#### Material to process

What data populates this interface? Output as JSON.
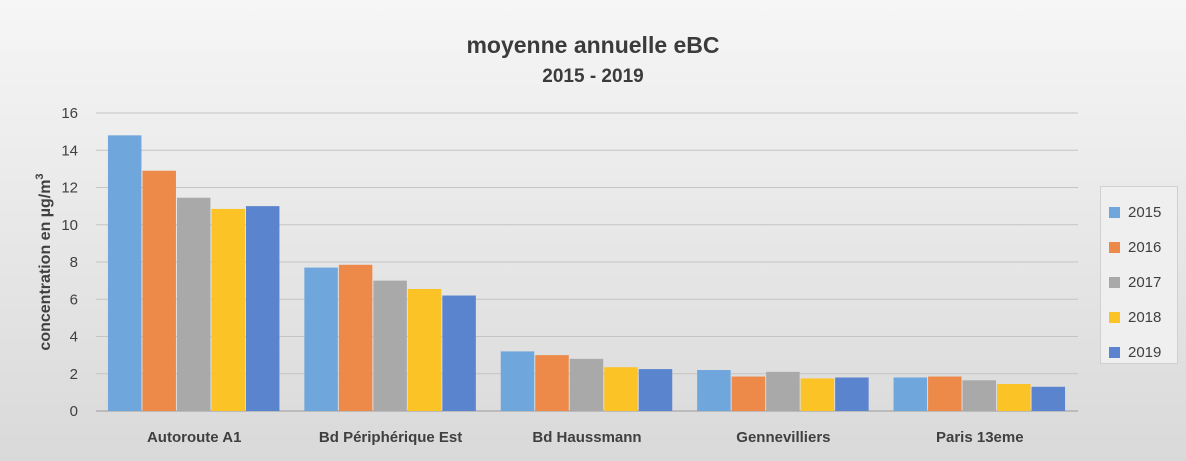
{
  "chart_data": {
    "type": "bar",
    "title": "moyenne annuelle eBC",
    "subtitle": "2015 - 2019",
    "ylabel": "concentration en µg/m",
    "ylabel_superscript": "3",
    "xlabel": "",
    "ylim": [
      0,
      16
    ],
    "yticks": [
      0,
      2,
      4,
      6,
      8,
      10,
      12,
      14,
      16
    ],
    "grid": true,
    "legend_position": "right",
    "categories": [
      "Autoroute A1",
      "Bd Périphérique Est",
      "Bd Haussmann",
      "Gennevilliers",
      "Paris 13eme"
    ],
    "series": [
      {
        "name": "2015",
        "color": "#6fa7dc",
        "values": [
          14.8,
          7.7,
          3.2,
          2.2,
          1.8
        ]
      },
      {
        "name": "2016",
        "color": "#ed8a4a",
        "values": [
          12.9,
          7.85,
          3.0,
          1.85,
          1.85
        ]
      },
      {
        "name": "2017",
        "color": "#a9a9a9",
        "values": [
          11.45,
          7.0,
          2.8,
          2.1,
          1.65
        ]
      },
      {
        "name": "2018",
        "color": "#fcc326",
        "values": [
          10.85,
          6.55,
          2.35,
          1.75,
          1.45
        ]
      },
      {
        "name": "2019",
        "color": "#5b84cf",
        "values": [
          11.0,
          6.2,
          2.25,
          1.8,
          1.3
        ]
      }
    ]
  }
}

########

Work to be completed: Report how many lines in these entries contain "color". Answer with the number only.

Final result: 5